Exercise:
The records should be written out in full, with nothing altered.
========================================================================
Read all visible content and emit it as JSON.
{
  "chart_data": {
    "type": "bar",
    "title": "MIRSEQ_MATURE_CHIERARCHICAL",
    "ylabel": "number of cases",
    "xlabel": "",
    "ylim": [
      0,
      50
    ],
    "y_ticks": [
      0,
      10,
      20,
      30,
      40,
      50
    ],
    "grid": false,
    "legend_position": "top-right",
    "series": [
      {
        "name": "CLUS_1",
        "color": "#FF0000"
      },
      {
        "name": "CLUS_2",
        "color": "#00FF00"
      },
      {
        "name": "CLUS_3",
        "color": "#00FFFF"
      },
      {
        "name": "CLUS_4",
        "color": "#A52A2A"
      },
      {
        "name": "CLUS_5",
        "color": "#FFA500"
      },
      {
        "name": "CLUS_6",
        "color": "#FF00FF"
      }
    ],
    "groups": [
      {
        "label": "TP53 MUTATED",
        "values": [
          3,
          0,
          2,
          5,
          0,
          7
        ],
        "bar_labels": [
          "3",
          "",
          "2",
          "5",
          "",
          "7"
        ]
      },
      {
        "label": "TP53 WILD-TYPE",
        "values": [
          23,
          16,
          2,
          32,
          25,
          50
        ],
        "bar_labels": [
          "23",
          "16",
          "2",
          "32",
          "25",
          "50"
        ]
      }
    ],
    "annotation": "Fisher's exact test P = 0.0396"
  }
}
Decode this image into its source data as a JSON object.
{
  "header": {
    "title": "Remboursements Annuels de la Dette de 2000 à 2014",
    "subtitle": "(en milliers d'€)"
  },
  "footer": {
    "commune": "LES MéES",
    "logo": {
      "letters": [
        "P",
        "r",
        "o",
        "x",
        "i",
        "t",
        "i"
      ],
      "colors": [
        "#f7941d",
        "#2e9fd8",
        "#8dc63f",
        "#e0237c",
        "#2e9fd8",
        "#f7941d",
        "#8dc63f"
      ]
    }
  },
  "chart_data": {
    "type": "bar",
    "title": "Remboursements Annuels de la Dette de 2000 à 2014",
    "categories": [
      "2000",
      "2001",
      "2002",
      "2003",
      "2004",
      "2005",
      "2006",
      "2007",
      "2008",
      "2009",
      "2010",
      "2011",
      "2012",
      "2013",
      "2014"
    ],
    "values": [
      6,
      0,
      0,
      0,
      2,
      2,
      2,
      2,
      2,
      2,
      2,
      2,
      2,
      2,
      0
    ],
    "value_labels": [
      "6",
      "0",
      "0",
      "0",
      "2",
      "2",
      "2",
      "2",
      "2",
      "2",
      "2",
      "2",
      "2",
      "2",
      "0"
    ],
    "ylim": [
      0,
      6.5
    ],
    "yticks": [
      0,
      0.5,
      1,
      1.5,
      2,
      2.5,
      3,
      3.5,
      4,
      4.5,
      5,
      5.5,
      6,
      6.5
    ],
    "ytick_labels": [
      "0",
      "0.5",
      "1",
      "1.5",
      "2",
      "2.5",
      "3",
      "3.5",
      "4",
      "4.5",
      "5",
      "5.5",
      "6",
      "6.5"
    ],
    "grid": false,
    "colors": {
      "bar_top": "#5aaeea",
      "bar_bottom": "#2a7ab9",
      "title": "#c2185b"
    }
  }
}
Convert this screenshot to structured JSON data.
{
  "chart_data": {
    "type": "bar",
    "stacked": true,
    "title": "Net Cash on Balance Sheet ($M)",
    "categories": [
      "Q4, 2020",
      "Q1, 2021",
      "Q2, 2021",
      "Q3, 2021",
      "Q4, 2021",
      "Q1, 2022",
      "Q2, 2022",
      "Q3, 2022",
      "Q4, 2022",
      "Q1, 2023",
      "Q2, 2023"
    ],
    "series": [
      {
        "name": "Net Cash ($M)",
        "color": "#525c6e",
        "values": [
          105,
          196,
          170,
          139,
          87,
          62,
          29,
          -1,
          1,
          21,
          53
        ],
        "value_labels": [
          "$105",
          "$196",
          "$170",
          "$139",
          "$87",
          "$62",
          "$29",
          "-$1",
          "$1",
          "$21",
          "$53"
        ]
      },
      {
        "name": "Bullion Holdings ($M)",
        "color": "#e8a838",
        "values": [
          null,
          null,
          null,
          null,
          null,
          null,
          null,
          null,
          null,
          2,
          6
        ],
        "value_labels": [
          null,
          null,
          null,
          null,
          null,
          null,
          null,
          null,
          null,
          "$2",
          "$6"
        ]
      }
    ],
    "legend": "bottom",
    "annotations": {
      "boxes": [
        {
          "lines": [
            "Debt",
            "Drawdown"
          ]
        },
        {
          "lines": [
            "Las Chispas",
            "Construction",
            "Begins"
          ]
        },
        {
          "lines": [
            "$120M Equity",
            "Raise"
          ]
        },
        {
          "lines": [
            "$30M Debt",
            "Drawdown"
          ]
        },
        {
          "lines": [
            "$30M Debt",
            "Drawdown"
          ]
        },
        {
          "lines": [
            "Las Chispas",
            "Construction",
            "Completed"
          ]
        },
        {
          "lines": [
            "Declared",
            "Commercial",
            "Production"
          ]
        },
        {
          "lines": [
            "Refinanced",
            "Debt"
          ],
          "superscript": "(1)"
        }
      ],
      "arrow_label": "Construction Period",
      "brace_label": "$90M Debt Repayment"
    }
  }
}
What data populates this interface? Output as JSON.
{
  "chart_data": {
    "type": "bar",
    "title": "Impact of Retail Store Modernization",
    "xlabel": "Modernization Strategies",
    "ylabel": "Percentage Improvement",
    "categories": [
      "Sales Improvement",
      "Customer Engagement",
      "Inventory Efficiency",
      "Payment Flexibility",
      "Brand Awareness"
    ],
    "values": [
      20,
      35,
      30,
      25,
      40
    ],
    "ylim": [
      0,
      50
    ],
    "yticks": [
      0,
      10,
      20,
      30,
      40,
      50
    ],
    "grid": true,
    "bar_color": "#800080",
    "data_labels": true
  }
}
========================================================================
Correct response:
Read all visible content and emit it as JSON.
{
  "chart_data": {
    "type": "bar",
    "title": "MIRSEQ_MATURE_CHIERARCHICAL",
    "ylabel": "number of cases",
    "xlabel": "",
    "ylim": [
      0,
      50
    ],
    "y_ticks": [
      0,
      10,
      20,
      30,
      40,
      50
    ],
    "grid": false,
    "legend_position": "top-right",
    "series": [
      {
        "name": "CLUS_1",
        "color": "#FF0000"
      },
      {
        "name": "CLUS_2",
        "color": "#00FF00"
      },
      {
        "name": "CLUS_3",
        "color": "#00FFFF"
      },
      {
        "name": "CLUS_4",
        "color": "#A52A2A"
      },
      {
        "name": "CLUS_5",
        "color": "#FFA500"
      },
      {
        "name": "CLUS_6",
        "color": "#FF00FF"
      }
    ],
    "groups": [
      {
        "label": "TP53 MUTATED",
        "values": [
          3,
          0,
          2,
          5,
          0,
          7
        ],
        "bar_labels": [
          "3",
          "",
          "2",
          "5",
          "",
          "7"
        ]
      },
      {
        "label": "TP53 WILD-TYPE",
        "values": [
          23,
          16,
          2,
          32,
          25,
          50
        ],
        "bar_labels": [
          "23",
          "16",
          "2",
          "32",
          "25",
          "50"
        ]
      }
    ],
    "annotation": "Fisher's exact test P = 0.0396"
  }
}
Decode this image into its source data as a JSON object.
{
  "header": {
    "title": "Remboursements Annuels de la Dette de 2000 à 2014",
    "subtitle": "(en milliers d'€)"
  },
  "footer": {
    "commune": "LES MéES",
    "logo": {
      "letters": [
        "P",
        "r",
        "o",
        "x",
        "i",
        "t",
        "i"
      ],
      "colors": [
        "#f7941d",
        "#2e9fd8",
        "#8dc63f",
        "#e0237c",
        "#2e9fd8",
        "#f7941d",
        "#8dc63f"
      ]
    }
  },
  "chart_data": {
    "type": "bar",
    "title": "Remboursements Annuels de la Dette de 2000 à 2014",
    "categories": [
      "2000",
      "2001",
      "2002",
      "2003",
      "2004",
      "2005",
      "2006",
      "2007",
      "2008",
      "2009",
      "2010",
      "2011",
      "2012",
      "2013",
      "2014"
    ],
    "values": [
      6,
      0,
      0,
      0,
      2,
      2,
      2,
      2,
      2,
      2,
      2,
      2,
      2,
      2,
      0
    ],
    "value_labels": [
      "6",
      "0",
      "0",
      "0",
      "2",
      "2",
      "2",
      "2",
      "2",
      "2",
      "2",
      "2",
      "2",
      "2",
      "0"
    ],
    "ylim": [
      0,
      6.5
    ],
    "yticks": [
      0,
      0.5,
      1,
      1.5,
      2,
      2.5,
      3,
      3.5,
      4,
      4.5,
      5,
      5.5,
      6,
      6.5
    ],
    "ytick_labels": [
      "0",
      "0.5",
      "1",
      "1.5",
      "2",
      "2.5",
      "3",
      "3.5",
      "4",
      "4.5",
      "5",
      "5.5",
      "6",
      "6.5"
    ],
    "grid": false,
    "colors": {
      "bar_top": "#5aaeea",
      "bar_bottom": "#2a7ab9",
      "title": "#c2185b"
    }
  }
}
Convert this screenshot to structured JSON data.
{
  "chart_data": {
    "type": "bar",
    "stacked": true,
    "title": "Net Cash on Balance Sheet ($M)",
    "categories": [
      "Q4, 2020",
      "Q1, 2021",
      "Q2, 2021",
      "Q3, 2021",
      "Q4, 2021",
      "Q1, 2022",
      "Q2, 2022",
      "Q3, 2022",
      "Q4, 2022",
      "Q1, 2023",
      "Q2, 2023"
    ],
    "series": [
      {
        "name": "Net Cash ($M)",
        "color": "#525c6e",
        "values": [
          105,
          196,
          170,
          139,
          87,
          62,
          29,
          -1,
          1,
          21,
          53
        ],
        "value_labels": [
          "$105",
          "$196",
          "$170",
          "$139",
          "$87",
          "$62",
          "$29",
          "-$1",
          "$1",
          "$21",
          "$53"
        ]
      },
      {
        "name": "Bullion Holdings ($M)",
        "color": "#e8a838",
        "values": [
          null,
          null,
          null,
          null,
          null,
          null,
          null,
          null,
          null,
          2,
          6
        ],
        "value_labels": [
          null,
          null,
          null,
          null,
          null,
          null,
          null,
          null,
          null,
          "$2",
          "$6"
        ]
      }
    ],
    "legend": "bottom",
    "annotations": {
      "boxes": [
        {
          "lines": [
            "Debt",
            "Drawdown"
          ]
        },
        {
          "lines": [
            "Las Chispas",
            "Construction",
            "Begins"
          ]
        },
        {
          "lines": [
            "$120M Equity",
            "Raise"
          ]
        },
        {
          "lines": [
            "$30M Debt",
            "Drawdown"
          ]
        },
        {
          "lines": [
            "$30M Debt",
            "Drawdown"
          ]
        },
        {
          "lines": [
            "Las Chispas",
            "Construction",
            "Completed"
          ]
        },
        {
          "lines": [
            "Declared",
            "Commercial",
            "Production"
          ]
        },
        {
          "lines": [
            "Refinanced",
            "Debt"
          ],
          "superscript": "(1)"
        }
      ],
      "arrow_label": "Construction Period",
      "brace_label": "$90M Debt Repayment"
    }
  }
}
What data populates this interface? Output as JSON.
{
  "chart_data": {
    "type": "bar",
    "title": "Impact of Retail Store Modernization",
    "xlabel": "Modernization Strategies",
    "ylabel": "Percentage Improvement",
    "categories": [
      "Sales Improvement",
      "Customer Engagement",
      "Inventory Efficiency",
      "Payment Flexibility",
      "Brand Awareness"
    ],
    "values": [
      20,
      35,
      30,
      25,
      40
    ],
    "ylim": [
      0,
      50
    ],
    "yticks": [
      0,
      10,
      20,
      30,
      40,
      50
    ],
    "grid": true,
    "bar_color": "#800080",
    "data_labels": true
  }
}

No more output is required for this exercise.